Supplied material:
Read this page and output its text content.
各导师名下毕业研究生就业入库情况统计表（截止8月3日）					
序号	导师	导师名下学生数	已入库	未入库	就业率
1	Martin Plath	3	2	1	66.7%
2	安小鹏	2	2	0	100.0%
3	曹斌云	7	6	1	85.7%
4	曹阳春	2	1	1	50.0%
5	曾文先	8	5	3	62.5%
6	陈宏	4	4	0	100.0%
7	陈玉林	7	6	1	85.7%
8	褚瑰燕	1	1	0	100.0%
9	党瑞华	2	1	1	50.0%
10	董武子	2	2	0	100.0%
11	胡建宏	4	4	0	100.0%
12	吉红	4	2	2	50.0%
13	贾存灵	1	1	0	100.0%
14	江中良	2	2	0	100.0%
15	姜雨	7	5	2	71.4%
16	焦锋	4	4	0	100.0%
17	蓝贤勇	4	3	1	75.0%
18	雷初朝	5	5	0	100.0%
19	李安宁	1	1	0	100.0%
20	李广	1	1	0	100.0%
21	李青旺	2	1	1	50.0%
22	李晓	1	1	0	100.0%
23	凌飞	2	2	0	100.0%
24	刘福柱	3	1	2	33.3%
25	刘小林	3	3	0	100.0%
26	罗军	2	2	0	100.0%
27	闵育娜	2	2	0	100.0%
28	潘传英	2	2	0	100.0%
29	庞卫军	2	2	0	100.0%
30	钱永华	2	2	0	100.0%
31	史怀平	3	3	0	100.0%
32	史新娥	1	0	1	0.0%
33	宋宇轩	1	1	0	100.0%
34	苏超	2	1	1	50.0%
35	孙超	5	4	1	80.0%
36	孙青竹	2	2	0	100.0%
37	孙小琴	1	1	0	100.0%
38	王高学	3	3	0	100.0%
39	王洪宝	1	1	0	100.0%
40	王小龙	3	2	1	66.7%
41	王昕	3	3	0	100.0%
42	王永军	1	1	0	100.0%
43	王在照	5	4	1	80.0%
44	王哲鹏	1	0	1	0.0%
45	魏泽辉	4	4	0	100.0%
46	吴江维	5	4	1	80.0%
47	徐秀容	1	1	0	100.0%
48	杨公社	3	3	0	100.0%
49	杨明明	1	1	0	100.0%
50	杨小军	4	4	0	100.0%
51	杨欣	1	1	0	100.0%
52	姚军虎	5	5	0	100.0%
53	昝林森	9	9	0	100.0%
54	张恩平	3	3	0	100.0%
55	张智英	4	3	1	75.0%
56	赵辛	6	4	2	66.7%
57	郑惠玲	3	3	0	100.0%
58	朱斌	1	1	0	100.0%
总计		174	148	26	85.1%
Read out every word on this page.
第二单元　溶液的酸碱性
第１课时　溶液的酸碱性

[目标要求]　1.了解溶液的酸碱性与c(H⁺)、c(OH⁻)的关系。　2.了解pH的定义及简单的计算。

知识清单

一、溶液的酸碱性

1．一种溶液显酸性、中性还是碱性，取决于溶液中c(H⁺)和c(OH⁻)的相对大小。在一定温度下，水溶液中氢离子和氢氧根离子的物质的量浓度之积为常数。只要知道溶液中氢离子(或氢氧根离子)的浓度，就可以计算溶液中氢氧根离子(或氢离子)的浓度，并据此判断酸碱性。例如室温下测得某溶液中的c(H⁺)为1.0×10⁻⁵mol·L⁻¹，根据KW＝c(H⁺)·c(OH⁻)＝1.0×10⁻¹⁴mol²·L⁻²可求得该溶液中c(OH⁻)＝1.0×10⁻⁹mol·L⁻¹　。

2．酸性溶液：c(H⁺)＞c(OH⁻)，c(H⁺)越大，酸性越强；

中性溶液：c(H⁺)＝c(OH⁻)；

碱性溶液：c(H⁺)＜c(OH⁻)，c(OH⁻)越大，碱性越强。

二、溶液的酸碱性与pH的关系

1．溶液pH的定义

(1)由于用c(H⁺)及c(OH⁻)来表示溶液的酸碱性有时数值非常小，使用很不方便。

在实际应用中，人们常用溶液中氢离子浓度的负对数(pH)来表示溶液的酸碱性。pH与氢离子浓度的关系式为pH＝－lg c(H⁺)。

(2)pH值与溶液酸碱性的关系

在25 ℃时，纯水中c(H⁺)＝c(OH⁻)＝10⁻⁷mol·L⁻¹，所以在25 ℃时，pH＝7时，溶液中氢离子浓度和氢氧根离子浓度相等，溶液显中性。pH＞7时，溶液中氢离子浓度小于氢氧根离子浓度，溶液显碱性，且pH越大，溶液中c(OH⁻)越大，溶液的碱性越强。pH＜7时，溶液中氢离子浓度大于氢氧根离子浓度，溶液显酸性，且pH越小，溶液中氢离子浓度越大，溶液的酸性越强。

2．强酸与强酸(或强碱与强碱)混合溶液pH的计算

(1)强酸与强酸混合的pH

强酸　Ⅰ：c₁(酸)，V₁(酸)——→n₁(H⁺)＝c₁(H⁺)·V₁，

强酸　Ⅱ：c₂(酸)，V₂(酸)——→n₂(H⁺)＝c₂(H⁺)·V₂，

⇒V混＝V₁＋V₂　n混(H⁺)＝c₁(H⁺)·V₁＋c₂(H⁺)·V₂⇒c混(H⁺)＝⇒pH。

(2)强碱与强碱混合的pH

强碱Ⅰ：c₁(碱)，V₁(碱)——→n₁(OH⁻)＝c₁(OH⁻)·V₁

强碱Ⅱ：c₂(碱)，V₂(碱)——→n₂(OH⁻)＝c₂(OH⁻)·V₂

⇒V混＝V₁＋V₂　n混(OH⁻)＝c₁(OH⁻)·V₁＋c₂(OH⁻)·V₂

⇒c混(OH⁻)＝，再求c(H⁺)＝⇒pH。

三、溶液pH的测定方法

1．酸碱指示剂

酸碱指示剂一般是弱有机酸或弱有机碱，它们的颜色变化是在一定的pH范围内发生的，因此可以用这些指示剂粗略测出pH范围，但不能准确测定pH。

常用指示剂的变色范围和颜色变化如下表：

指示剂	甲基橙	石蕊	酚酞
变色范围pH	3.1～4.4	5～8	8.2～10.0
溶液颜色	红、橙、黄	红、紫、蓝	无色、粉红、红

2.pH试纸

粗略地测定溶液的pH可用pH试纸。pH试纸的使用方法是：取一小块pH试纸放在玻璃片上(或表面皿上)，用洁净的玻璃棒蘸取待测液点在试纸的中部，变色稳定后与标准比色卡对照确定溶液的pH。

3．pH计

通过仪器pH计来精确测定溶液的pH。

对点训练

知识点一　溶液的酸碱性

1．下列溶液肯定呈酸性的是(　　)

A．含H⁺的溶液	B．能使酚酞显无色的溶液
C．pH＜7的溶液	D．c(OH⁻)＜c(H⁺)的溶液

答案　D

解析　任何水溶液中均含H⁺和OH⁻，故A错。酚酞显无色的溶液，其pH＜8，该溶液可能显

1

Aim: Make an exact copy of the data above.

Written response:
Read this page and output its text content.
各导师名下毕业研究生就业入库情况统计表（截止8月3日）					
序号	导师	导师名下学生数	已入库	未入库	就业率
1	Martin Plath	3	2	1	66.7%
2	安小鹏	2	2	0	100.0%
3	曹斌云	7	6	1	85.7%
4	曹阳春	2	1	1	50.0%
5	曾文先	8	5	3	62.5%
6	陈宏	4	4	0	100.0%
7	陈玉林	7	6	1	85.7%
8	褚瑰燕	1	1	0	100.0%
9	党瑞华	2	1	1	50.0%
10	董武子	2	2	0	100.0%
11	胡建宏	4	4	0	100.0%
12	吉红	4	2	2	50.0%
13	贾存灵	1	1	0	100.0%
14	江中良	2	2	0	100.0%
15	姜雨	7	5	2	71.4%
16	焦锋	4	4	0	100.0%
17	蓝贤勇	4	3	1	75.0%
18	雷初朝	5	5	0	100.0%
19	李安宁	1	1	0	100.0%
20	李广	1	1	0	100.0%
21	李青旺	2	1	1	50.0%
22	李晓	1	1	0	100.0%
23	凌飞	2	2	0	100.0%
24	刘福柱	3	1	2	33.3%
25	刘小林	3	3	0	100.0%
26	罗军	2	2	0	100.0%
27	闵育娜	2	2	0	100.0%
28	潘传英	2	2	0	100.0%
29	庞卫军	2	2	0	100.0%
30	钱永华	2	2	0	100.0%
31	史怀平	3	3	0	100.0%
32	史新娥	1	0	1	0.0%
33	宋宇轩	1	1	0	100.0%
34	苏超	2	1	1	50.0%
35	孙超	5	4	1	80.0%
36	孙青竹	2	2	0	100.0%
37	孙小琴	1	1	0	100.0%
38	王高学	3	3	0	100.0%
39	王洪宝	1	1	0	100.0%
40	王小龙	3	2	1	66.7%
41	王昕	3	3	0	100.0%
42	王永军	1	1	0	100.0%
43	王在照	5	4	1	80.0%
44	王哲鹏	1	0	1	0.0%
45	魏泽辉	4	4	0	100.0%
46	吴江维	5	4	1	80.0%
47	徐秀容	1	1	0	100.0%
48	杨公社	3	3	0	100.0%
49	杨明明	1	1	0	100.0%
50	杨小军	4	4	0	100.0%
51	杨欣	1	1	0	100.0%
52	姚军虎	5	5	0	100.0%
53	昝林森	9	9	0	100.0%
54	张恩平	3	3	0	100.0%
55	张智英	4	3	1	75.0%
56	赵辛	6	4	2	66.7%
57	郑惠玲	3	3	0	100.0%
58	朱斌	1	1	0	100.0%
总计		174	148	26	85.1%
Read out every word on this page.
第二单元　溶液的酸碱性
第１课时　溶液的酸碱性

[目标要求]　1.了解溶液的酸碱性与c(H⁺)、c(OH⁻)的关系。　2.了解pH的定义及简单的计算。

知识清单

一、溶液的酸碱性

1．一种溶液显酸性、中性还是碱性，取决于溶液中c(H⁺)和c(OH⁻)的相对大小。在一定温度下，水溶液中氢离子和氢氧根离子的物质的量浓度之积为常数。只要知道溶液中氢离子(或氢氧根离子)的浓度，就可以计算溶液中氢氧根离子(或氢离子)的浓度，并据此判断酸碱性。例如室温下测得某溶液中的c(H⁺)为1.0×10⁻⁵mol·L⁻¹，根据KW＝c(H⁺)·c(OH⁻)＝1.0×10⁻¹⁴mol²·L⁻²可求得该溶液中c(OH⁻)＝1.0×10⁻⁹mol·L⁻¹　。

2．酸性溶液：c(H⁺)＞c(OH⁻)，c(H⁺)越大，酸性越强；

中性溶液：c(H⁺)＝c(OH⁻)；

碱性溶液：c(H⁺)＜c(OH⁻)，c(OH⁻)越大，碱性越强。

二、溶液的酸碱性与pH的关系

1．溶液pH的定义

(1)由于用c(H⁺)及c(OH⁻)来表示溶液的酸碱性有时数值非常小，使用很不方便。

在实际应用中，人们常用溶液中氢离子浓度的负对数(pH)来表示溶液的酸碱性。pH与氢离子浓度的关系式为pH＝－lg c(H⁺)。

(2)pH值与溶液酸碱性的关系

在25 ℃时，纯水中c(H⁺)＝c(OH⁻)＝10⁻⁷mol·L⁻¹，所以在25 ℃时，pH＝7时，溶液中氢离子浓度和氢氧根离子浓度相等，溶液显中性。pH＞7时，溶液中氢离子浓度小于氢氧根离子浓度，溶液显碱性，且pH越大，溶液中c(OH⁻)越大，溶液的碱性越强。pH＜7时，溶液中氢离子浓度大于氢氧根离子浓度，溶液显酸性，且pH越小，溶液中氢离子浓度越大，溶液的酸性越强。

2．强酸与强酸(或强碱与强碱)混合溶液pH的计算

(1)强酸与强酸混合的pH

强酸　Ⅰ：c₁(酸)，V₁(酸)——→n₁(H⁺)＝c₁(H⁺)·V₁，

强酸　Ⅱ：c₂(酸)，V₂(酸)——→n₂(H⁺)＝c₂(H⁺)·V₂，

⇒V混＝V₁＋V₂　n混(H⁺)＝c₁(H⁺)·V₁＋c₂(H⁺)·V₂⇒c混(H⁺)＝⇒pH。

(2)强碱与强碱混合的pH

强碱Ⅰ：c₁(碱)，V₁(碱)——→n₁(OH⁻)＝c₁(OH⁻)·V₁

强碱Ⅱ：c₂(碱)，V₂(碱)——→n₂(OH⁻)＝c₂(OH⁻)·V₂

⇒V混＝V₁＋V₂　n混(OH⁻)＝c₁(OH⁻)·V₁＋c₂(OH⁻)·V₂

⇒c混(OH⁻)＝，再求c(H⁺)＝⇒pH。

三、溶液pH的测定方法

1．酸碱指示剂

酸碱指示剂一般是弱有机酸或弱有机碱，它们的颜色变化是在一定的pH范围内发生的，因此可以用这些指示剂粗略测出pH范围，但不能准确测定pH。

常用指示剂的变色范围和颜色变化如下表：

指示剂	甲基橙	石蕊	酚酞
变色范围pH	3.1～4.4	5～8	8.2～10.0
溶液颜色	红、橙、黄	红、紫、蓝	无色、粉红、红

2.pH试纸

粗略地测定溶液的pH可用pH试纸。pH试纸的使用方法是：取一小块pH试纸放在玻璃片上(或表面皿上)，用洁净的玻璃棒蘸取待测液点在试纸的中部，变色稳定后与标准比色卡对照确定溶液的pH。

3．pH计

通过仪器pH计来精确测定溶液的pH。

对点训练

知识点一　溶液的酸碱性

1．下列溶液肯定呈酸性的是(　　)

A．含H⁺的溶液	B．能使酚酞显无色的溶液
C．pH＜7的溶液	D．c(OH⁻)＜c(H⁺)的溶液

答案　D

解析　任何水溶液中均含H⁺和OH⁻，故A错。酚酞显无色的溶液，其pH＜8，该溶液可能显

1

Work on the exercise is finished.